>> Begin Extracted material
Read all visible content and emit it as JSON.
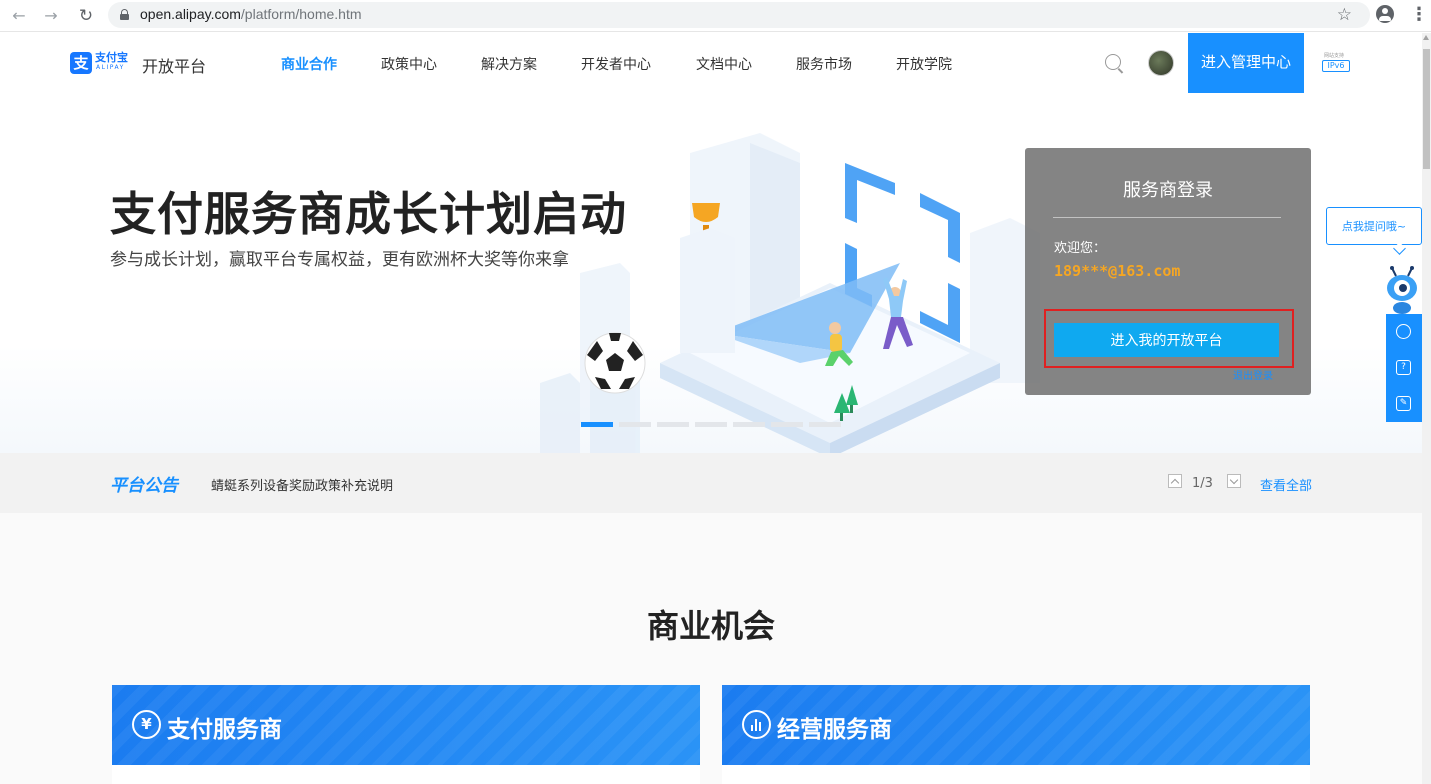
{
  "browser": {
    "url_host": "open.alipay.com",
    "url_path": "/platform/home.htm"
  },
  "header": {
    "logo_cn": "支付宝",
    "logo_en": "ALIPAY",
    "logo_mark": "支",
    "logo_sub": "开放平台",
    "nav": [
      "商业合作",
      "政策中心",
      "解决方案",
      "开发者中心",
      "文档中心",
      "服务市场",
      "开放学院"
    ],
    "active_nav": "商业合作",
    "admin_button": "进入管理中心",
    "ipv6_small": "网站支持",
    "ipv6_tag": "IPv6"
  },
  "hero": {
    "title": "支付服务商成长计划启动",
    "subtitle": "参与成长计划，赢取平台专属权益，更有欧洲杯大奖等你来拿",
    "carousel_count": 7,
    "carousel_active": 1
  },
  "login": {
    "title": "服务商登录",
    "welcome": "欢迎您：",
    "account": "189***@163.com",
    "enter_button": "进入我的开放平台",
    "logout_link": "退出登录"
  },
  "notice": {
    "tag": "平台公告",
    "text": "蜻蜓系列设备奖励政策补充说明",
    "page": "1/3",
    "view_all": "查看全部"
  },
  "business": {
    "title": "商业机会",
    "cards": [
      {
        "icon": "¥",
        "title": "支付服务商"
      },
      {
        "icon": "chart",
        "title": "经营服务商"
      }
    ]
  },
  "side": {
    "bubble": "点我提问哦~",
    "tools": [
      "headset-icon",
      "question-icon",
      "edit-icon"
    ]
  },
  "colors": {
    "brand": "#1890ff",
    "account": "#f5a623",
    "highlight": "#e02020"
  }
}
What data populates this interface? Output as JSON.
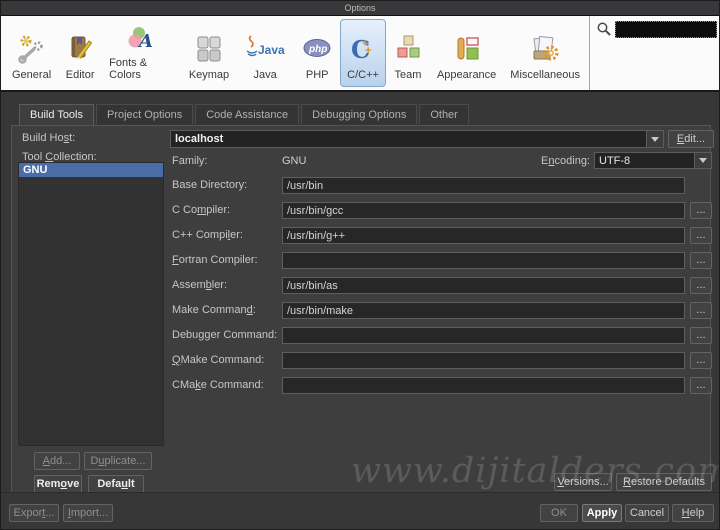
{
  "window": {
    "title": "Options"
  },
  "toolbar": {
    "categories": [
      {
        "label": "General"
      },
      {
        "label": "Editor"
      },
      {
        "label": "Fonts & Colors"
      },
      {
        "label": "Keymap"
      },
      {
        "label": "Java"
      },
      {
        "label": "PHP"
      },
      {
        "label": "C/C++"
      },
      {
        "label": "Team"
      },
      {
        "label": "Appearance"
      },
      {
        "label": "Miscellaneous"
      }
    ],
    "selected_category": "C/C++",
    "search": {
      "value": ""
    }
  },
  "tabs": [
    {
      "label": "Build Tools"
    },
    {
      "label": "Project Options"
    },
    {
      "label": "Code Assistance"
    },
    {
      "label": "Debugging Options"
    },
    {
      "label": "Other"
    }
  ],
  "panel": {
    "build_host_label": {
      "pre": "Build Ho",
      "mn": "s",
      "post": "t:"
    },
    "tool_collection_label": {
      "pre": "Tool ",
      "mn": "C",
      "post": "ollection:"
    },
    "tool_collections": [
      {
        "name": "GNU"
      }
    ],
    "host": {
      "value": "localhost"
    },
    "edit_button": {
      "pre": "",
      "mn": "E",
      "post": "dit..."
    },
    "family_label": "Family:",
    "family_value": "GNU",
    "encoding_label": {
      "pre": "E",
      "mn": "n",
      "post": "coding:"
    },
    "encoding_value": "UTF-8",
    "browse_label": "...",
    "rows": [
      {
        "label": {
          "pre": "Base Directory:",
          "mn": "",
          "post": ""
        },
        "value": "/usr/bin"
      },
      {
        "label": {
          "pre": "C Co",
          "mn": "m",
          "post": "piler:"
        },
        "value": "/usr/bin/gcc"
      },
      {
        "label": {
          "pre": "C++ Compi",
          "mn": "l",
          "post": "er:"
        },
        "value": "/usr/bin/g++"
      },
      {
        "label": {
          "pre": "",
          "mn": "F",
          "post": "ortran Compiler:"
        },
        "value": ""
      },
      {
        "label": {
          "pre": "Assem",
          "mn": "b",
          "post": "ler:"
        },
        "value": "/usr/bin/as"
      },
      {
        "label": {
          "pre": "Make Comman",
          "mn": "d",
          "post": ":"
        },
        "value": "/usr/bin/make"
      },
      {
        "label": {
          "pre": "Debu",
          "mn": "g",
          "post": "ger Command:"
        },
        "value": ""
      },
      {
        "label": {
          "pre": "",
          "mn": "Q",
          "post": "Make Command:"
        },
        "value": ""
      },
      {
        "label": {
          "pre": "CMa",
          "mn": "k",
          "post": "e Command:"
        },
        "value": ""
      }
    ],
    "list_buttons": {
      "add": {
        "pre": "",
        "mn": "A",
        "post": "dd..."
      },
      "duplicate": {
        "pre": "D",
        "mn": "u",
        "post": "plicate..."
      },
      "remove": {
        "pre": "Rem",
        "mn": "o",
        "post": "ve"
      },
      "default": {
        "pre": "Defa",
        "mn": "u",
        "post": "lt"
      }
    },
    "versions_button": {
      "pre": "",
      "mn": "V",
      "post": "ersions..."
    },
    "restore_defaults_button": {
      "pre": "",
      "mn": "R",
      "post": "estore Defaults"
    }
  },
  "footer": {
    "export_button": {
      "pre": "Expor",
      "mn": "t",
      "post": "..."
    },
    "import_button": {
      "pre": "",
      "mn": "I",
      "post": "mport..."
    },
    "ok_button": "OK",
    "apply_button": "Apply",
    "cancel_button": "Cancel",
    "help_button": {
      "pre": "",
      "mn": "H",
      "post": "elp"
    }
  },
  "watermark": "www.dijitalders.com",
  "colors": {
    "selection_blue": "#4a6da8",
    "selected_category_border": "#87a7c9",
    "selected_category_bg": "#c5d9ee"
  }
}
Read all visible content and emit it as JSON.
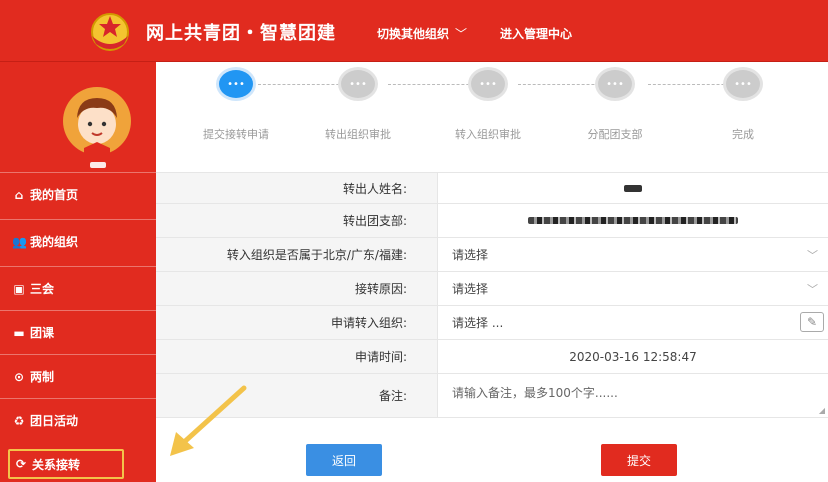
{
  "header": {
    "brand": "网上共青团・智慧团建",
    "switch_org": "切换其他组织",
    "admin_center": "进入管理中心"
  },
  "sidebar": {
    "items": [
      {
        "label": "我的首页",
        "icon": "home-icon"
      },
      {
        "label": "我的组织",
        "icon": "group-icon"
      },
      {
        "label": "三会",
        "icon": "meeting-icon"
      },
      {
        "label": "团课",
        "icon": "folder-icon"
      },
      {
        "label": "两制",
        "icon": "target-icon"
      },
      {
        "label": "团日活动",
        "icon": "recycle-icon"
      },
      {
        "label": "关系接转",
        "icon": "refresh-icon"
      }
    ]
  },
  "steps": [
    {
      "label": "提交接转申请",
      "active": true
    },
    {
      "label": "转出组织审批",
      "active": false
    },
    {
      "label": "转入组织审批",
      "active": false
    },
    {
      "label": "分配团支部",
      "active": false
    },
    {
      "label": "完成",
      "active": false
    }
  ],
  "form": {
    "out_name_label": "转出人姓名:",
    "out_branch_label": "转出团支部:",
    "region_label": "转入组织是否属于北京/广东/福建:",
    "region_placeholder": "请选择",
    "reason_label": "接转原因:",
    "reason_placeholder": "请选择",
    "target_org_label": "申请转入组织:",
    "target_org_placeholder": "请选择 ...",
    "apply_time_label": "申请时间:",
    "apply_time_value": "2020-03-16 12:58:47",
    "remark_label": "备注:",
    "remark_placeholder": "请输入备注，最多100个字......",
    "required_mark": "•"
  },
  "buttons": {
    "back": "返回",
    "submit": "提交"
  },
  "colors": {
    "brand_red": "#e12b1f",
    "step_active": "#2196f3",
    "back_button": "#3a8fe3",
    "highlight_box": "#f3c34a"
  }
}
>> End Extracted material
_Work to do_.
Transcribe every line in the entries above, taking out only the images.

_Task solution_.
Read all visible content and emit it as JSON.
{
  "browser": {
    "url_host": "open.alipay.com",
    "url_path": "/platform/home.htm"
  },
  "header": {
    "logo_cn": "支付宝",
    "logo_en": "ALIPAY",
    "logo_mark": "支",
    "logo_sub": "开放平台",
    "nav": [
      "商业合作",
      "政策中心",
      "解决方案",
      "开发者中心",
      "文档中心",
      "服务市场",
      "开放学院"
    ],
    "active_nav": "商业合作",
    "admin_button": "进入管理中心",
    "ipv6_small": "网站支持",
    "ipv6_tag": "IPv6"
  },
  "hero": {
    "title": "支付服务商成长计划启动",
    "subtitle": "参与成长计划，赢取平台专属权益，更有欧洲杯大奖等你来拿",
    "carousel_count": 7,
    "carousel_active": 1
  },
  "login": {
    "title": "服务商登录",
    "welcome": "欢迎您：",
    "account": "189***@163.com",
    "enter_button": "进入我的开放平台",
    "logout_link": "退出登录"
  },
  "notice": {
    "tag": "平台公告",
    "text": "蜻蜓系列设备奖励政策补充说明",
    "page": "1/3",
    "view_all": "查看全部"
  },
  "business": {
    "title": "商业机会",
    "cards": [
      {
        "icon": "¥",
        "title": "支付服务商"
      },
      {
        "icon": "chart",
        "title": "经营服务商"
      }
    ]
  },
  "side": {
    "bubble": "点我提问哦~",
    "tools": [
      "headset-icon",
      "question-icon",
      "edit-icon"
    ]
  },
  "colors": {
    "brand": "#1890ff",
    "account": "#f5a623",
    "highlight": "#e02020"
  }
}
What data populates this interface? Output as JSON.
{
  "window": {
    "title": "Options"
  },
  "toolbar": {
    "categories": [
      {
        "label": "General"
      },
      {
        "label": "Editor"
      },
      {
        "label": "Fonts & Colors"
      },
      {
        "label": "Keymap"
      },
      {
        "label": "Java"
      },
      {
        "label": "PHP"
      },
      {
        "label": "C/C++"
      },
      {
        "label": "Team"
      },
      {
        "label": "Appearance"
      },
      {
        "label": "Miscellaneous"
      }
    ],
    "selected_category": "C/C++",
    "search": {
      "value": ""
    }
  },
  "tabs": [
    {
      "label": "Build Tools"
    },
    {
      "label": "Project Options"
    },
    {
      "label": "Code Assistance"
    },
    {
      "label": "Debugging Options"
    },
    {
      "label": "Other"
    }
  ],
  "panel": {
    "build_host_label": {
      "pre": "Build Ho",
      "mn": "s",
      "post": "t:"
    },
    "tool_collection_label": {
      "pre": "Tool ",
      "mn": "C",
      "post": "ollection:"
    },
    "tool_collections": [
      {
        "name": "GNU"
      }
    ],
    "host": {
      "value": "localhost"
    },
    "edit_button": {
      "pre": "",
      "mn": "E",
      "post": "dit..."
    },
    "family_label": "Family:",
    "family_value": "GNU",
    "encoding_label": {
      "pre": "E",
      "mn": "n",
      "post": "coding:"
    },
    "encoding_value": "UTF-8",
    "browse_label": "...",
    "rows": [
      {
        "label": {
          "pre": "Base Directory:",
          "mn": "",
          "post": ""
        },
        "value": "/usr/bin"
      },
      {
        "label": {
          "pre": "C Co",
          "mn": "m",
          "post": "piler:"
        },
        "value": "/usr/bin/gcc"
      },
      {
        "label": {
          "pre": "C++ Compi",
          "mn": "l",
          "post": "er:"
        },
        "value": "/usr/bin/g++"
      },
      {
        "label": {
          "pre": "",
          "mn": "F",
          "post": "ortran Compiler:"
        },
        "value": ""
      },
      {
        "label": {
          "pre": "Assem",
          "mn": "b",
          "post": "ler:"
        },
        "value": "/usr/bin/as"
      },
      {
        "label": {
          "pre": "Make Comman",
          "mn": "d",
          "post": ":"
        },
        "value": "/usr/bin/make"
      },
      {
        "label": {
          "pre": "Debu",
          "mn": "g",
          "post": "ger Command:"
        },
        "value": ""
      },
      {
        "label": {
          "pre": "",
          "mn": "Q",
          "post": "Make Command:"
        },
        "value": ""
      },
      {
        "label": {
          "pre": "CMa",
          "mn": "k",
          "post": "e Command:"
        },
        "value": ""
      }
    ],
    "list_buttons": {
      "add": {
        "pre": "",
        "mn": "A",
        "post": "dd..."
      },
      "duplicate": {
        "pre": "D",
        "mn": "u",
        "post": "plicate..."
      },
      "remove": {
        "pre": "Rem",
        "mn": "o",
        "post": "ve"
      },
      "default": {
        "pre": "Defa",
        "mn": "u",
        "post": "lt"
      }
    },
    "versions_button": {
      "pre": "",
      "mn": "V",
      "post": "ersions..."
    },
    "restore_defaults_button": {
      "pre": "",
      "mn": "R",
      "post": "estore Defaults"
    }
  },
  "footer": {
    "export_button": {
      "pre": "Expor",
      "mn": "t",
      "post": "..."
    },
    "import_button": {
      "pre": "",
      "mn": "I",
      "post": "mport..."
    },
    "ok_button": "OK",
    "apply_button": "Apply",
    "cancel_button": "Cancel",
    "help_button": {
      "pre": "",
      "mn": "H",
      "post": "elp"
    }
  },
  "watermark": "www.dijitalders.com",
  "colors": {
    "selection_blue": "#4a6da8",
    "selected_category_border": "#87a7c9",
    "selected_category_bg": "#c5d9ee"
  }
}
Read all visible content and emit it as JSON.
{
  "header": {
    "brand": "网上共青团・智慧团建",
    "switch_org": "切换其他组织",
    "admin_center": "进入管理中心"
  },
  "sidebar": {
    "items": [
      {
        "label": "我的首页",
        "icon": "home-icon"
      },
      {
        "label": "我的组织",
        "icon": "group-icon"
      },
      {
        "label": "三会",
        "icon": "meeting-icon"
      },
      {
        "label": "团课",
        "icon": "folder-icon"
      },
      {
        "label": "两制",
        "icon": "target-icon"
      },
      {
        "label": "团日活动",
        "icon": "recycle-icon"
      },
      {
        "label": "关系接转",
        "icon": "refresh-icon"
      }
    ]
  },
  "steps": [
    {
      "label": "提交接转申请",
      "active": true
    },
    {
      "label": "转出组织审批",
      "active": false
    },
    {
      "label": "转入组织审批",
      "active": false
    },
    {
      "label": "分配团支部",
      "active": false
    },
    {
      "label": "完成",
      "active": false
    }
  ],
  "form": {
    "out_name_label": "转出人姓名:",
    "out_branch_label": "转出团支部:",
    "region_label": "转入组织是否属于北京/广东/福建:",
    "region_placeholder": "请选择",
    "reason_label": "接转原因:",
    "reason_placeholder": "请选择",
    "target_org_label": "申请转入组织:",
    "target_org_placeholder": "请选择 ...",
    "apply_time_label": "申请时间:",
    "apply_time_value": "2020-03-16 12:58:47",
    "remark_label": "备注:",
    "remark_placeholder": "请输入备注，最多100个字......",
    "required_mark": "•"
  },
  "buttons": {
    "back": "返回",
    "submit": "提交"
  },
  "colors": {
    "brand_red": "#e12b1f",
    "step_active": "#2196f3",
    "back_button": "#3a8fe3",
    "highlight_box": "#f3c34a"
  }
}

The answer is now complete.